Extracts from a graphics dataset
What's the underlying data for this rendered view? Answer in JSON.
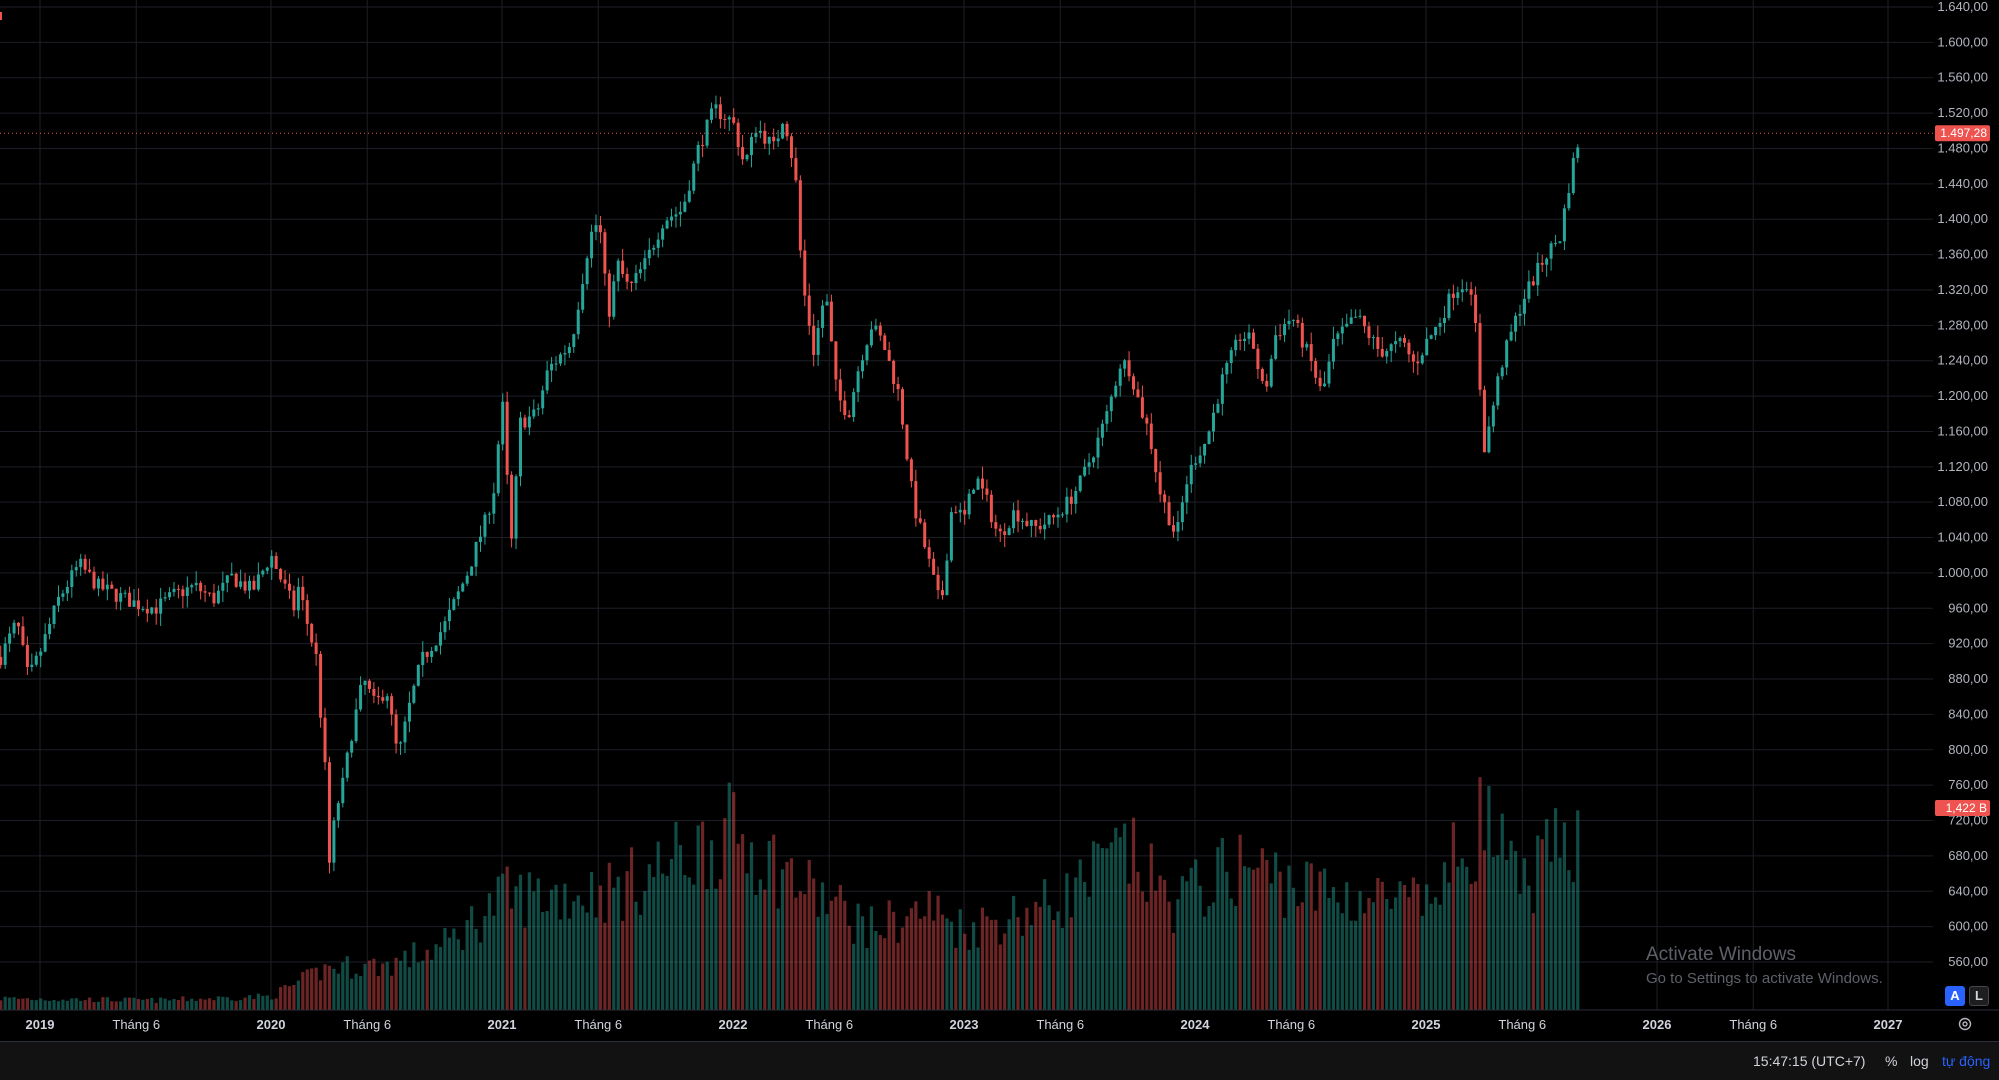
{
  "chart_data": {
    "type": "candlestick",
    "y_axis": {
      "ticks": [
        "1.640,00",
        "1.600,00",
        "1.560,00",
        "1.520,00",
        "1.480,00",
        "1.440,00",
        "1.400,00",
        "1.360,00",
        "1.320,00",
        "1.280,00",
        "1.240,00",
        "1.200,00",
        "1.160,00",
        "1.120,00",
        "1.080,00",
        "1.040,00",
        "1.000,00",
        "960,00",
        "920,00",
        "880,00",
        "840,00",
        "800,00",
        "760,00",
        "720,00",
        "680,00",
        "640,00",
        "600,00",
        "560,00"
      ],
      "range": [
        540,
        1645
      ]
    },
    "x_axis": {
      "ticks": [
        {
          "label": "2019",
          "year": true,
          "date": 2019.0
        },
        {
          "label": "Tháng 6",
          "year": false,
          "date": 2019.4167
        },
        {
          "label": "2020",
          "year": true,
          "date": 2020.0
        },
        {
          "label": "Tháng 6",
          "year": false,
          "date": 2020.4167
        },
        {
          "label": "2021",
          "year": true,
          "date": 2021.0
        },
        {
          "label": "Tháng 6",
          "year": false,
          "date": 2021.4167
        },
        {
          "label": "2022",
          "year": true,
          "date": 2022.0
        },
        {
          "label": "Tháng 6",
          "year": false,
          "date": 2022.4167
        },
        {
          "label": "2023",
          "year": true,
          "date": 2023.0
        },
        {
          "label": "Tháng 6",
          "year": false,
          "date": 2023.4167
        },
        {
          "label": "2024",
          "year": true,
          "date": 2024.0
        },
        {
          "label": "Tháng 6",
          "year": false,
          "date": 2024.4167
        },
        {
          "label": "2025",
          "year": true,
          "date": 2025.0
        },
        {
          "label": "Tháng 6",
          "year": false,
          "date": 2025.4167
        },
        {
          "label": "2026",
          "year": true,
          "date": 2026.0
        },
        {
          "label": "Tháng 6",
          "year": false,
          "date": 2026.4167
        },
        {
          "label": "2027",
          "year": true,
          "date": 2027.0
        }
      ]
    },
    "price_path": [
      [
        2018.83,
        905
      ],
      [
        2018.9,
        945
      ],
      [
        2018.95,
        880
      ],
      [
        2019.0,
        910
      ],
      [
        2019.08,
        970
      ],
      [
        2019.17,
        1010
      ],
      [
        2019.25,
        985
      ],
      [
        2019.33,
        975
      ],
      [
        2019.42,
        965
      ],
      [
        2019.5,
        960
      ],
      [
        2019.58,
        975
      ],
      [
        2019.67,
        985
      ],
      [
        2019.75,
        970
      ],
      [
        2019.83,
        995
      ],
      [
        2019.92,
        980
      ],
      [
        2020.0,
        1020
      ],
      [
        2020.04,
        995
      ],
      [
        2020.1,
        960
      ],
      [
        2020.12,
        985
      ],
      [
        2020.16,
        940
      ],
      [
        2020.2,
        900
      ],
      [
        2020.22,
        820
      ],
      [
        2020.24,
        760
      ],
      [
        2020.25,
        665
      ],
      [
        2020.28,
        730
      ],
      [
        2020.31,
        760
      ],
      [
        2020.35,
        820
      ],
      [
        2020.4,
        880
      ],
      [
        2020.45,
        850
      ],
      [
        2020.5,
        870
      ],
      [
        2020.55,
        790
      ],
      [
        2020.6,
        850
      ],
      [
        2020.65,
        900
      ],
      [
        2020.75,
        940
      ],
      [
        2020.85,
        1000
      ],
      [
        2020.93,
        1060
      ],
      [
        2020.97,
        1100
      ],
      [
        2021.0,
        1200
      ],
      [
        2021.04,
        1030
      ],
      [
        2021.08,
        1170
      ],
      [
        2021.15,
        1180
      ],
      [
        2021.2,
        1230
      ],
      [
        2021.3,
        1260
      ],
      [
        2021.38,
        1380
      ],
      [
        2021.42,
        1400
      ],
      [
        2021.46,
        1290
      ],
      [
        2021.5,
        1350
      ],
      [
        2021.55,
        1320
      ],
      [
        2021.62,
        1350
      ],
      [
        2021.7,
        1400
      ],
      [
        2021.78,
        1410
      ],
      [
        2021.85,
        1480
      ],
      [
        2021.92,
        1525
      ],
      [
        2022.0,
        1510
      ],
      [
        2022.05,
        1460
      ],
      [
        2022.1,
        1505
      ],
      [
        2022.18,
        1480
      ],
      [
        2022.22,
        1520
      ],
      [
        2022.27,
        1450
      ],
      [
        2022.3,
        1330
      ],
      [
        2022.35,
        1250
      ],
      [
        2022.4,
        1320
      ],
      [
        2022.45,
        1200
      ],
      [
        2022.5,
        1180
      ],
      [
        2022.55,
        1240
      ],
      [
        2022.6,
        1280
      ],
      [
        2022.65,
        1260
      ],
      [
        2022.72,
        1200
      ],
      [
        2022.78,
        1080
      ],
      [
        2022.85,
        1010
      ],
      [
        2022.9,
        960
      ],
      [
        2022.95,
        1080
      ],
      [
        2023.0,
        1060
      ],
      [
        2023.05,
        1110
      ],
      [
        2023.1,
        1080
      ],
      [
        2023.15,
        1040
      ],
      [
        2023.22,
        1070
      ],
      [
        2023.3,
        1050
      ],
      [
        2023.38,
        1060
      ],
      [
        2023.45,
        1080
      ],
      [
        2023.5,
        1100
      ],
      [
        2023.58,
        1150
      ],
      [
        2023.62,
        1180
      ],
      [
        2023.68,
        1240
      ],
      [
        2023.72,
        1230
      ],
      [
        2023.76,
        1190
      ],
      [
        2023.8,
        1160
      ],
      [
        2023.85,
        1090
      ],
      [
        2023.92,
        1040
      ],
      [
        2023.96,
        1100
      ],
      [
        2024.0,
        1130
      ],
      [
        2024.05,
        1150
      ],
      [
        2024.12,
        1220
      ],
      [
        2024.2,
        1270
      ],
      [
        2024.25,
        1260
      ],
      [
        2024.3,
        1200
      ],
      [
        2024.35,
        1270
      ],
      [
        2024.42,
        1290
      ],
      [
        2024.5,
        1240
      ],
      [
        2024.55,
        1200
      ],
      [
        2024.6,
        1260
      ],
      [
        2024.7,
        1290
      ],
      [
        2024.8,
        1250
      ],
      [
        2024.9,
        1260
      ],
      [
        2024.95,
        1235
      ],
      [
        2025.0,
        1260
      ],
      [
        2025.05,
        1280
      ],
      [
        2025.12,
        1320
      ],
      [
        2025.18,
        1330
      ],
      [
        2025.22,
        1270
      ],
      [
        2025.25,
        1140
      ],
      [
        2025.27,
        1160
      ],
      [
        2025.32,
        1230
      ],
      [
        2025.38,
        1280
      ],
      [
        2025.42,
        1310
      ],
      [
        2025.48,
        1340
      ],
      [
        2025.52,
        1360
      ],
      [
        2025.58,
        1380
      ],
      [
        2025.62,
        1440
      ],
      [
        2025.65,
        1480
      ],
      [
        2025.67,
        1497.28
      ]
    ],
    "last_price_label": "1.497,28",
    "last_price": 1497.28,
    "last_volume_label": "1,422 B",
    "volume_envelope": [
      [
        2018.83,
        0.06
      ],
      [
        2019.5,
        0.05
      ],
      [
        2020.0,
        0.07
      ],
      [
        2020.25,
        0.22
      ],
      [
        2020.5,
        0.23
      ],
      [
        2020.75,
        0.33
      ],
      [
        2021.0,
        0.58
      ],
      [
        2021.5,
        0.62
      ],
      [
        2022.0,
        0.92
      ],
      [
        2022.3,
        0.64
      ],
      [
        2022.6,
        0.42
      ],
      [
        2022.85,
        0.52
      ],
      [
        2023.0,
        0.42
      ],
      [
        2023.4,
        0.55
      ],
      [
        2023.7,
        0.82
      ],
      [
        2023.9,
        0.55
      ],
      [
        2024.2,
        0.75
      ],
      [
        2024.5,
        0.62
      ],
      [
        2025.0,
        0.53
      ],
      [
        2025.25,
        1.0
      ],
      [
        2025.4,
        0.62
      ],
      [
        2025.67,
        0.95
      ]
    ],
    "up_color": "#26a69a",
    "down_color": "#ef5350",
    "grid": true
  },
  "watermark": {
    "title": "Activate Windows",
    "subtitle": "Go to Settings to activate Windows."
  },
  "status_bar": {
    "time": "15:47:15 (UTC+7)",
    "percent": "%",
    "log": "log",
    "auto": "tự động"
  },
  "scale_buttons": {
    "a": "A",
    "l": "L"
  },
  "icons": {
    "settings": "gear-icon"
  }
}
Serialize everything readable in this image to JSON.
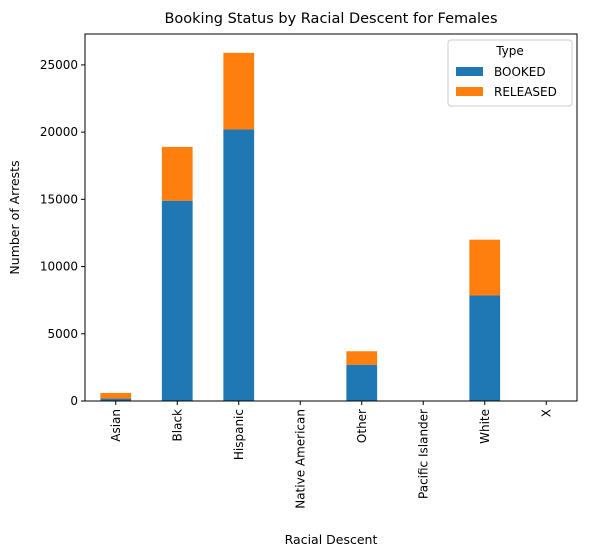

-- Problem requirements --
Filter the listing above by the word "JSON"; copy each line that passes.

-- Output for this exercise --
What's the underlying data for this rendered view? Answer in JSON.
Serialize everything readable in this image to JSON.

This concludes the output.